**TO DO:** From the listing that follows, output everything exactly except the pictures.

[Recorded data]
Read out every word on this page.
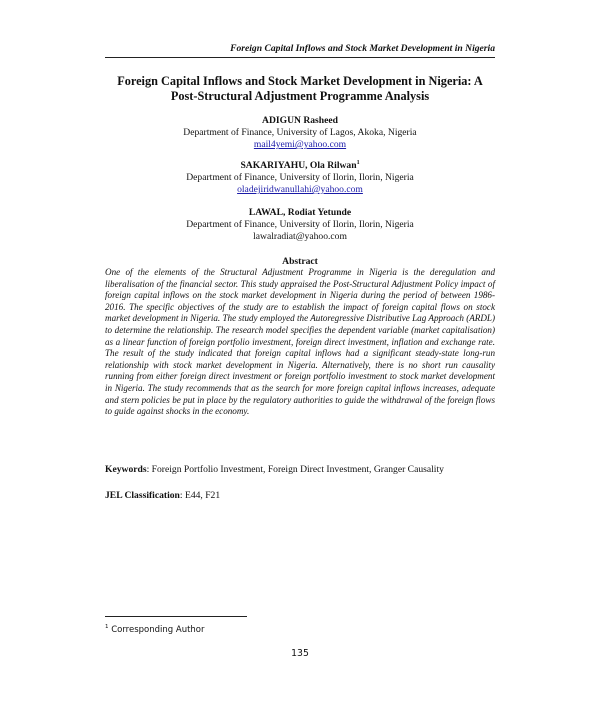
Foreign Capital Inflows and Stock Market Development in Nigeria
Foreign Capital Inflows and Stock Market Development in Nigeria: A
Post-Structural Adjustment Programme Analysis
ADIGUN Rasheed
Department of Finance, University of Lagos, Akoka, Nigeria
mail4yemi@yahoo.com
SAKARIYAHU, Ola Rilwan$^1$
Department of Finance, University of Ilorin, Ilorin, Nigeria
oladejiridwanullahi@yahoo.com
LAWAL, Rodiat Yetunde
Department of Finance, University of Ilorin, Ilorin, Nigeria
lawalradiat@yahoo.com
Abstract
One of the elements of the Structural Adjustment Programme in Nigeria is the deregulation and liberalisation of the financial sector. This study appraised the Post-Structural Adjustment Policy impact of foreign capital inflows on the stock market development in Nigeria during the period of between 1986-2016. The specific objectives of the study are to establish the impact of foreign capital flows on stock market development in Nigeria. The study employed the Autoregressive Distributive Lag Approach (ARDL) to determine the relationship. The research model specifies the dependent variable (market capitalisation) as a linear function of foreign portfolio investment, foreign direct investment, inflation and exchange rate. The result of the study indicated that foreign capital inflows had a significant steady-state long-run relationship with stock market development in Nigeria. Alternatively, there is no short run causality running from either foreign direct investment or foreign portfolio investment to stock market development in Nigeria. The study recommends that as the search for more foreign capital inflows increases, adequate and stern policies be put in place by the regulatory authorities to guide the withdrawal of the foreign flows to guide against shocks in the economy.
Keywords: Foreign Portfolio Investment, Foreign Direct Investment, Granger Causality
JEL Classification: E44, F21
$^1$ Corresponding Author
135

**SOLUTION TO THIS EXERCISE:**
Read out every word on this page.
Foreign Capital Inflows and Stock Market Development in Nigeria
Foreign Capital Inflows and Stock Market Development in Nigeria: A
Post-Structural Adjustment Programme Analysis
ADIGUN Rasheed
Department of Finance, University of Lagos, Akoka, Nigeria
mail4yemi@yahoo.com
SAKARIYAHU, Ola Rilwan$^1$
Department of Finance, University of Ilorin, Ilorin, Nigeria
oladejiridwanullahi@yahoo.com
LAWAL, Rodiat Yetunde
Department of Finance, University of Ilorin, Ilorin, Nigeria
lawalradiat@yahoo.com
Abstract
One of the elements of the Structural Adjustment Programme in Nigeria is the deregulation and liberalisation of the financial sector. This study appraised the Post-Structural Adjustment Policy impact of foreign capital inflows on the stock market development in Nigeria during the period of between 1986-2016. The specific objectives of the study are to establish the impact of foreign capital flows on stock market development in Nigeria. The study employed the Autoregressive Distributive Lag Approach (ARDL) to determine the relationship. The research model specifies the dependent variable (market capitalisation) as a linear function of foreign portfolio investment, foreign direct investment, inflation and exchange rate. The result of the study indicated that foreign capital inflows had a significant steady-state long-run relationship with stock market development in Nigeria. Alternatively, there is no short run causality running from either foreign direct investment or foreign portfolio investment to stock market development in Nigeria. The study recommends that as the search for more foreign capital inflows increases, adequate and stern policies be put in place by the regulatory authorities to guide the withdrawal of the foreign flows to guide against shocks in the economy.
Keywords: Foreign Portfolio Investment, Foreign Direct Investment, Granger Causality
JEL Classification: E44, F21
$^1$ Corresponding Author
135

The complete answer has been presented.